__EXERCISE AIM__. Copy out each line of the material in which the word "arcsec" appears.

__THE INPUT__.
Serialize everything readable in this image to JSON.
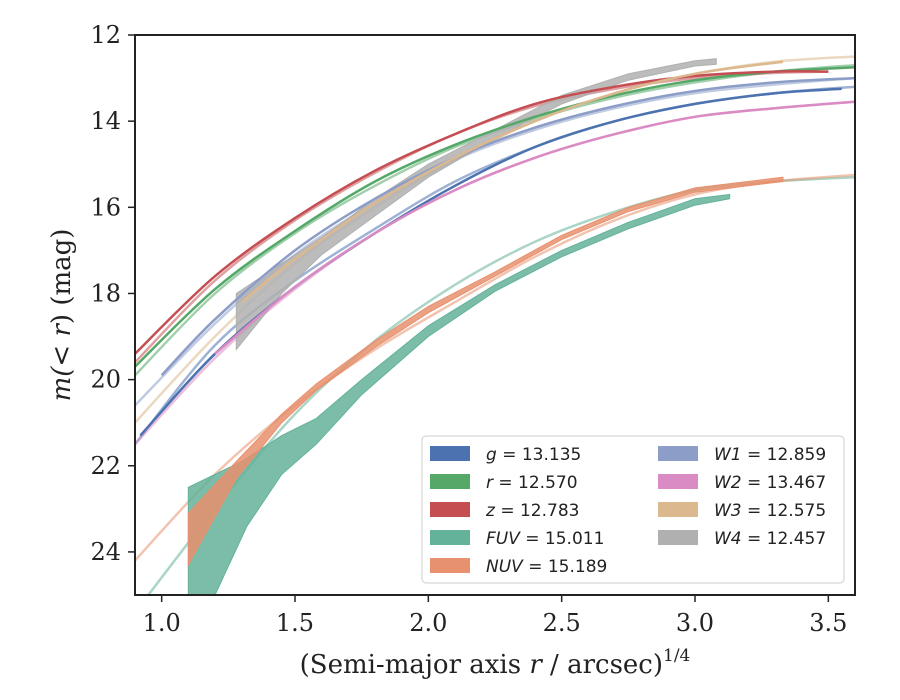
{
  "chart_data": {
    "type": "line",
    "xlabel": "(Semi-major axis r / arcsec)",
    "xlabel_italic": "r",
    "xlabel_pre": "(Semi-major axis ",
    "xlabel_post": " / arcsec)",
    "xlabel_sup": "1/4",
    "ylabel_pre": "m(",
    "ylabel_mid": "< r",
    "ylabel_post": ") (mag)",
    "xlim": [
      0.9,
      3.6
    ],
    "ylim": [
      25,
      12
    ],
    "y_inverted": true,
    "xticks": [
      1.0,
      1.5,
      2.0,
      2.5,
      3.0,
      3.5
    ],
    "xtick_labels": [
      "1.0",
      "1.5",
      "2.0",
      "2.5",
      "3.0",
      "3.5"
    ],
    "yticks": [
      12,
      14,
      16,
      18,
      20,
      22,
      24
    ],
    "ytick_labels": [
      "12",
      "14",
      "16",
      "18",
      "20",
      "22",
      "24"
    ],
    "grid": false,
    "legend_position": "lower-right",
    "series": [
      {
        "key": "g",
        "label": "g = 13.135",
        "color": "#4c72b0",
        "width": 2,
        "extrap": [
          [
            0.9,
            21.5
          ],
          [
            1.2,
            19.2
          ],
          [
            1.5,
            17.7
          ],
          [
            1.8,
            16.5
          ],
          [
            2.1,
            15.4
          ],
          [
            2.4,
            14.6
          ],
          [
            2.7,
            14.0
          ],
          [
            3.0,
            13.6
          ],
          [
            3.3,
            13.35
          ],
          [
            3.6,
            13.2
          ]
        ],
        "measured": [
          [
            0.92,
            21.3
          ],
          [
            1.2,
            19.4
          ],
          [
            1.5,
            17.85
          ],
          [
            1.8,
            16.6
          ],
          [
            2.1,
            15.5
          ],
          [
            2.4,
            14.6
          ],
          [
            2.7,
            14.0
          ],
          [
            3.0,
            13.6
          ],
          [
            3.3,
            13.35
          ],
          [
            3.55,
            13.25
          ]
        ]
      },
      {
        "key": "r",
        "label": "r = 12.570",
        "color": "#55a868",
        "width": 2,
        "extrap": [
          [
            0.9,
            19.9
          ],
          [
            1.2,
            18.0
          ],
          [
            1.5,
            16.6
          ],
          [
            1.8,
            15.5
          ],
          [
            2.1,
            14.6
          ],
          [
            2.4,
            13.95
          ],
          [
            2.7,
            13.45
          ],
          [
            3.0,
            13.1
          ],
          [
            3.3,
            12.85
          ],
          [
            3.6,
            12.7
          ]
        ],
        "measured": [
          [
            0.9,
            19.7
          ],
          [
            1.2,
            17.9
          ],
          [
            1.5,
            16.55
          ],
          [
            1.8,
            15.4
          ],
          [
            2.1,
            14.55
          ],
          [
            2.4,
            13.9
          ],
          [
            2.7,
            13.4
          ],
          [
            3.0,
            13.05
          ],
          [
            3.3,
            12.85
          ],
          [
            3.6,
            12.75
          ]
        ]
      },
      {
        "key": "z",
        "label": "z = 12.783",
        "color": "#c44e52",
        "width": 2,
        "extrap": [
          [
            0.9,
            19.6
          ],
          [
            1.2,
            17.7
          ],
          [
            1.5,
            16.3
          ],
          [
            1.8,
            15.2
          ],
          [
            2.1,
            14.3
          ],
          [
            2.4,
            13.65
          ],
          [
            2.7,
            13.25
          ],
          [
            3.0,
            13.0
          ],
          [
            3.3,
            12.88
          ],
          [
            3.5,
            12.85
          ]
        ],
        "measured": [
          [
            0.9,
            19.4
          ],
          [
            1.2,
            17.6
          ],
          [
            1.5,
            16.25
          ],
          [
            1.8,
            15.15
          ],
          [
            2.1,
            14.3
          ],
          [
            2.4,
            13.6
          ],
          [
            2.7,
            13.2
          ],
          [
            3.0,
            12.95
          ],
          [
            3.3,
            12.85
          ],
          [
            3.5,
            12.85
          ]
        ]
      },
      {
        "key": "FUV",
        "label": "FUV = 15.011",
        "color": "#64b299",
        "width": 2,
        "extrap": [
          [
            0.95,
            25.0
          ],
          [
            1.2,
            23.0
          ],
          [
            1.5,
            20.8
          ],
          [
            1.8,
            19.1
          ],
          [
            2.1,
            17.8
          ],
          [
            2.4,
            16.8
          ],
          [
            2.7,
            16.1
          ],
          [
            3.0,
            15.6
          ],
          [
            3.3,
            15.4
          ],
          [
            3.6,
            15.3
          ]
        ],
        "band_upper": [
          [
            1.1,
            22.5
          ],
          [
            1.3,
            21.9
          ],
          [
            1.45,
            21.3
          ],
          [
            1.58,
            20.9
          ],
          [
            1.75,
            20.0
          ],
          [
            2.0,
            18.75
          ],
          [
            2.25,
            17.8
          ],
          [
            2.5,
            17.0
          ],
          [
            2.75,
            16.35
          ],
          [
            3.0,
            15.8
          ],
          [
            3.13,
            15.7
          ]
        ],
        "band_lower": [
          [
            1.1,
            25.0
          ],
          [
            1.2,
            25.0
          ],
          [
            1.32,
            23.4
          ],
          [
            1.45,
            22.2
          ],
          [
            1.58,
            21.5
          ],
          [
            1.75,
            20.35
          ],
          [
            2.0,
            19.0
          ],
          [
            2.25,
            17.95
          ],
          [
            2.5,
            17.15
          ],
          [
            2.75,
            16.5
          ],
          [
            3.0,
            15.95
          ],
          [
            3.13,
            15.8
          ]
        ]
      },
      {
        "key": "NUV",
        "label": "NUV = 15.189",
        "color": "#e8916e",
        "width": 2,
        "extrap": [
          [
            0.9,
            24.2
          ],
          [
            1.2,
            22.2
          ],
          [
            1.5,
            20.6
          ],
          [
            1.8,
            19.3
          ],
          [
            2.1,
            18.2
          ],
          [
            2.4,
            17.15
          ],
          [
            2.7,
            16.3
          ],
          [
            3.0,
            15.7
          ],
          [
            3.3,
            15.4
          ],
          [
            3.6,
            15.25
          ]
        ],
        "band_upper": [
          [
            1.1,
            23.1
          ],
          [
            1.28,
            21.9
          ],
          [
            1.45,
            20.8
          ],
          [
            1.58,
            20.1
          ],
          [
            1.8,
            19.1
          ],
          [
            2.0,
            18.3
          ],
          [
            2.25,
            17.5
          ],
          [
            2.5,
            16.65
          ],
          [
            2.75,
            16.0
          ],
          [
            3.0,
            15.55
          ],
          [
            3.33,
            15.3
          ]
        ],
        "band_lower": [
          [
            1.1,
            24.3
          ],
          [
            1.28,
            22.3
          ],
          [
            1.45,
            21.0
          ],
          [
            1.58,
            20.25
          ],
          [
            1.8,
            19.25
          ],
          [
            2.0,
            18.45
          ],
          [
            2.25,
            17.6
          ],
          [
            2.5,
            16.75
          ],
          [
            2.75,
            16.1
          ],
          [
            3.0,
            15.65
          ],
          [
            3.33,
            15.4
          ]
        ]
      },
      {
        "key": "W1",
        "label": "W1 = 12.859",
        "color": "#8c9ec8",
        "width": 2,
        "extrap": [
          [
            0.9,
            20.6
          ],
          [
            1.2,
            18.7
          ],
          [
            1.5,
            17.1
          ],
          [
            1.8,
            15.9
          ],
          [
            2.1,
            14.9
          ],
          [
            2.4,
            14.2
          ],
          [
            2.7,
            13.7
          ],
          [
            3.0,
            13.35
          ],
          [
            3.3,
            13.15
          ],
          [
            3.6,
            13.0
          ]
        ],
        "measured": [
          [
            1.0,
            19.9
          ],
          [
            1.2,
            18.6
          ],
          [
            1.5,
            17.0
          ],
          [
            1.8,
            15.8
          ],
          [
            2.1,
            14.85
          ],
          [
            2.4,
            14.15
          ],
          [
            2.7,
            13.65
          ],
          [
            3.0,
            13.3
          ],
          [
            3.3,
            13.1
          ],
          [
            3.6,
            13.0
          ]
        ]
      },
      {
        "key": "W2",
        "label": "W2 = 13.467",
        "color": "#da8bc3",
        "width": 2,
        "extrap": [
          [
            0.9,
            21.5
          ],
          [
            1.2,
            19.5
          ],
          [
            1.5,
            17.9
          ],
          [
            1.8,
            16.6
          ],
          [
            2.1,
            15.6
          ],
          [
            2.4,
            14.85
          ],
          [
            2.7,
            14.3
          ],
          [
            3.0,
            13.9
          ],
          [
            3.3,
            13.7
          ],
          [
            3.6,
            13.55
          ]
        ],
        "measured": [
          [
            1.2,
            19.4
          ],
          [
            1.5,
            17.85
          ],
          [
            1.8,
            16.6
          ],
          [
            2.1,
            15.6
          ],
          [
            2.4,
            14.85
          ],
          [
            2.7,
            14.3
          ],
          [
            3.0,
            13.9
          ],
          [
            3.3,
            13.7
          ],
          [
            3.6,
            13.55
          ]
        ]
      },
      {
        "key": "W3",
        "label": "W3 = 12.575",
        "color": "#dbb88e",
        "width": 2,
        "extrap": [
          [
            0.9,
            21.0
          ],
          [
            1.2,
            19.0
          ],
          [
            1.5,
            17.3
          ],
          [
            1.8,
            16.0
          ],
          [
            2.1,
            14.9
          ],
          [
            2.4,
            14.0
          ],
          [
            2.7,
            13.35
          ],
          [
            3.0,
            12.9
          ],
          [
            3.3,
            12.62
          ],
          [
            3.6,
            12.5
          ]
        ],
        "measured": [
          [
            1.3,
            18.2
          ],
          [
            1.5,
            17.2
          ],
          [
            1.8,
            15.9
          ],
          [
            2.1,
            14.85
          ],
          [
            2.4,
            14.0
          ],
          [
            2.7,
            13.35
          ],
          [
            3.0,
            12.9
          ],
          [
            3.33,
            12.62
          ]
        ]
      },
      {
        "key": "W4",
        "label": "W4 = 12.457",
        "color": "#b0b0b0",
        "width": 2,
        "band_upper": [
          [
            1.28,
            18.0
          ],
          [
            1.45,
            17.3
          ],
          [
            1.6,
            16.7
          ],
          [
            1.8,
            15.8
          ],
          [
            2.0,
            15.0
          ],
          [
            2.25,
            14.2
          ],
          [
            2.5,
            13.4
          ],
          [
            2.75,
            12.9
          ],
          [
            3.0,
            12.6
          ],
          [
            3.08,
            12.55
          ]
        ],
        "band_lower": [
          [
            1.28,
            19.3
          ],
          [
            1.45,
            18.0
          ],
          [
            1.6,
            17.1
          ],
          [
            1.8,
            16.2
          ],
          [
            2.0,
            15.3
          ],
          [
            2.25,
            14.4
          ],
          [
            2.5,
            13.6
          ],
          [
            2.75,
            13.05
          ],
          [
            3.0,
            12.72
          ],
          [
            3.08,
            12.68
          ]
        ]
      }
    ]
  }
}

__SOLUTION FOR THIS TASK__.
    "xlabel": "(Semi-major axis r / arcsec)",
    "xlabel_post": " / arcsec)",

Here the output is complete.